* _Information supplied_

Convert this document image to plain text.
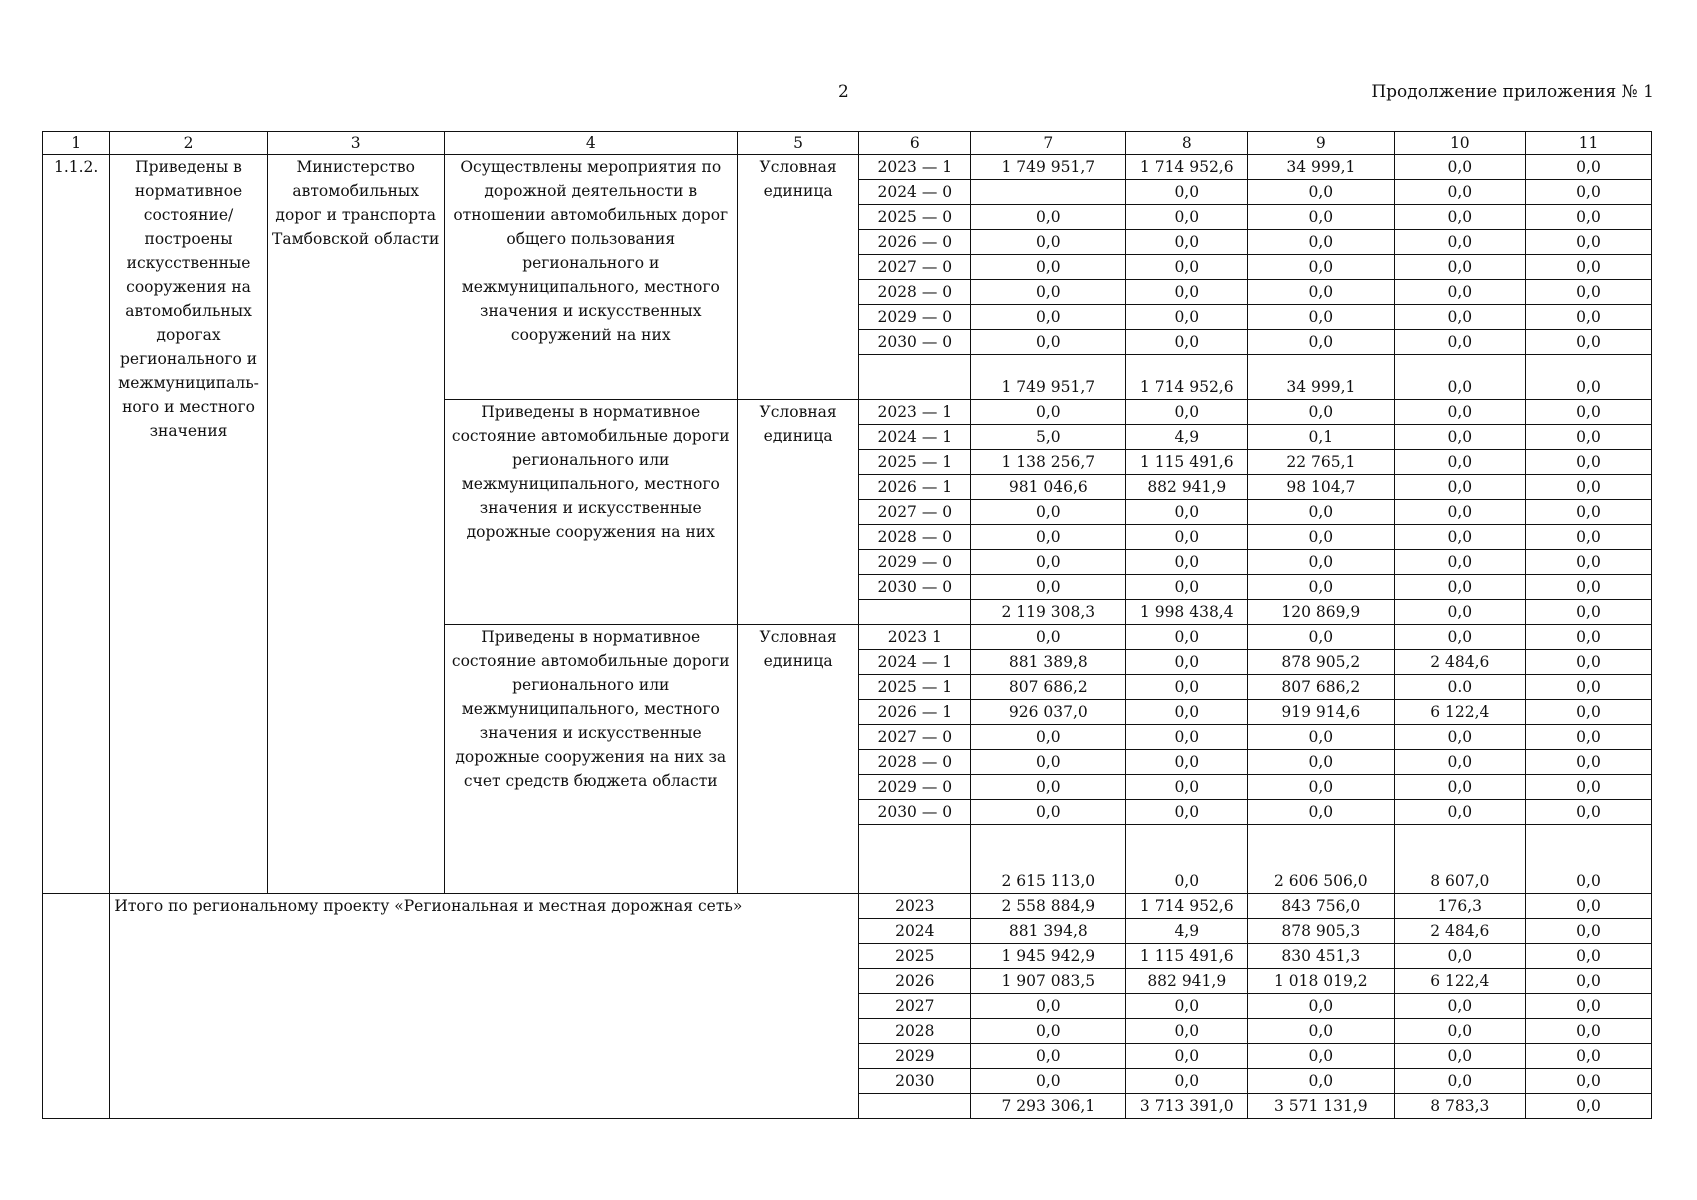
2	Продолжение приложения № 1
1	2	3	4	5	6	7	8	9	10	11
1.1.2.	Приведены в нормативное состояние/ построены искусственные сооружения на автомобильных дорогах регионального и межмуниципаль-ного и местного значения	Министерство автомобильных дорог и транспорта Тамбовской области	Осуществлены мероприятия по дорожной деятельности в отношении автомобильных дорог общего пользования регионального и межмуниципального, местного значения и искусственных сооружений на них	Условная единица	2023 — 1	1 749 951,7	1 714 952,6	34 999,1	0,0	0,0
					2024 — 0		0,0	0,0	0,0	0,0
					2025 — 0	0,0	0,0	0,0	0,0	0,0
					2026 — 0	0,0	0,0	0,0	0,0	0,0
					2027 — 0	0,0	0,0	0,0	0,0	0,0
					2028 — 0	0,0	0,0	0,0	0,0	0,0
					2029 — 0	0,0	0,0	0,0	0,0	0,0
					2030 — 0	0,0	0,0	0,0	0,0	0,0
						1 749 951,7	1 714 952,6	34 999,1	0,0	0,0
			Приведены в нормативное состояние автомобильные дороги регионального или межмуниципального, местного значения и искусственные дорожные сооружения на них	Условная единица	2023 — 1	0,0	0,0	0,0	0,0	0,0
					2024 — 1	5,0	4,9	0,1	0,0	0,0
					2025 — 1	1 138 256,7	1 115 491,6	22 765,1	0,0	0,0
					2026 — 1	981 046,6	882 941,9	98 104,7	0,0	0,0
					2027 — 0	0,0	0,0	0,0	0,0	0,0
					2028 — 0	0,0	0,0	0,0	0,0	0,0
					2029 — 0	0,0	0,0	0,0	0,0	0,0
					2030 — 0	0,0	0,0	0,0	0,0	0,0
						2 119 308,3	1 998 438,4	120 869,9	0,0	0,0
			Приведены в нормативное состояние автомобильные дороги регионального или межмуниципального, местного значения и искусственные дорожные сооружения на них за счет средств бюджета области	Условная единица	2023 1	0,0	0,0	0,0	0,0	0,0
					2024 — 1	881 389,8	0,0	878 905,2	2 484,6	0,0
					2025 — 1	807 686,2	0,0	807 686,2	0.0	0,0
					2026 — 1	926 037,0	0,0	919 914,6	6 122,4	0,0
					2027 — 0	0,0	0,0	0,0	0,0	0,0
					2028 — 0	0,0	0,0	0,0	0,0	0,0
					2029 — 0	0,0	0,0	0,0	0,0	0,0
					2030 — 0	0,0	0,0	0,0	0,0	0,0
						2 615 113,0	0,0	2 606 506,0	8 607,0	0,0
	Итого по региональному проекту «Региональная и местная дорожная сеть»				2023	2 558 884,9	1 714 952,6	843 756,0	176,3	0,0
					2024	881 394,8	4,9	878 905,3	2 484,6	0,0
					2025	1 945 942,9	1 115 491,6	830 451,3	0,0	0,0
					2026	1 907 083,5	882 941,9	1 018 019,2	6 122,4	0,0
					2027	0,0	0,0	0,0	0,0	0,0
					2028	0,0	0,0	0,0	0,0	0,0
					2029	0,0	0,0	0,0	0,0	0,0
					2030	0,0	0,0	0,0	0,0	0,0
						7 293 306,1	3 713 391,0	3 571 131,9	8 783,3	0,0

* _What needs to be done_
Quote every record above exactly, leaving out the pictures.

* _Answer_
Convert this document image to plain text.
2	Продолжение приложения № 1
1	2	3	4	5	6	7	8	9	10	11
1.1.2.	Приведены в нормативное состояние/ построены искусственные сооружения на автомобильных дорогах регионального и межмуниципаль-ного и местного значения	Министерство автомобильных дорог и транспорта Тамбовской области	Осуществлены мероприятия по дорожной деятельности в отношении автомобильных дорог общего пользования регионального и межмуниципального, местного значения и искусственных сооружений на них	Условная единица	2023 — 1	1 749 951,7	1 714 952,6	34 999,1	0,0	0,0
					2024 — 0		0,0	0,0	0,0	0,0
					2025 — 0	0,0	0,0	0,0	0,0	0,0
					2026 — 0	0,0	0,0	0,0	0,0	0,0
					2027 — 0	0,0	0,0	0,0	0,0	0,0
					2028 — 0	0,0	0,0	0,0	0,0	0,0
					2029 — 0	0,0	0,0	0,0	0,0	0,0
					2030 — 0	0,0	0,0	0,0	0,0	0,0
						1 749 951,7	1 714 952,6	34 999,1	0,0	0,0
			Приведены в нормативное состояние автомобильные дороги регионального или межмуниципального, местного значения и искусственные дорожные сооружения на них	Условная единица	2023 — 1	0,0	0,0	0,0	0,0	0,0
					2024 — 1	5,0	4,9	0,1	0,0	0,0
					2025 — 1	1 138 256,7	1 115 491,6	22 765,1	0,0	0,0
					2026 — 1	981 046,6	882 941,9	98 104,7	0,0	0,0
					2027 — 0	0,0	0,0	0,0	0,0	0,0
					2028 — 0	0,0	0,0	0,0	0,0	0,0
					2029 — 0	0,0	0,0	0,0	0,0	0,0
					2030 — 0	0,0	0,0	0,0	0,0	0,0
						2 119 308,3	1 998 438,4	120 869,9	0,0	0,0
			Приведены в нормативное состояние автомобильные дороги регионального или межмуниципального, местного значения и искусственные дорожные сооружения на них за счет средств бюджета области	Условная единица	2023 1	0,0	0,0	0,0	0,0	0,0
					2024 — 1	881 389,8	0,0	878 905,2	2 484,6	0,0
					2025 — 1	807 686,2	0,0	807 686,2	0.0	0,0
					2026 — 1	926 037,0	0,0	919 914,6	6 122,4	0,0
					2027 — 0	0,0	0,0	0,0	0,0	0,0
					2028 — 0	0,0	0,0	0,0	0,0	0,0
					2029 — 0	0,0	0,0	0,0	0,0	0,0
					2030 — 0	0,0	0,0	0,0	0,0	0,0
						2 615 113,0	0,0	2 606 506,0	8 607,0	0,0
	Итого по региональному проекту «Региональная и местная дорожная сеть»				2023	2 558 884,9	1 714 952,6	843 756,0	176,3	0,0
					2024	881 394,8	4,9	878 905,3	2 484,6	0,0
					2025	1 945 942,9	1 115 491,6	830 451,3	0,0	0,0
					2026	1 907 083,5	882 941,9	1 018 019,2	6 122,4	0,0
					2027	0,0	0,0	0,0	0,0	0,0
					2028	0,0	0,0	0,0	0,0	0,0
					2029	0,0	0,0	0,0	0,0	0,0
					2030	0,0	0,0	0,0	0,0	0,0
						7 293 306,1	3 713 391,0	3 571 131,9	8 783,3	0,0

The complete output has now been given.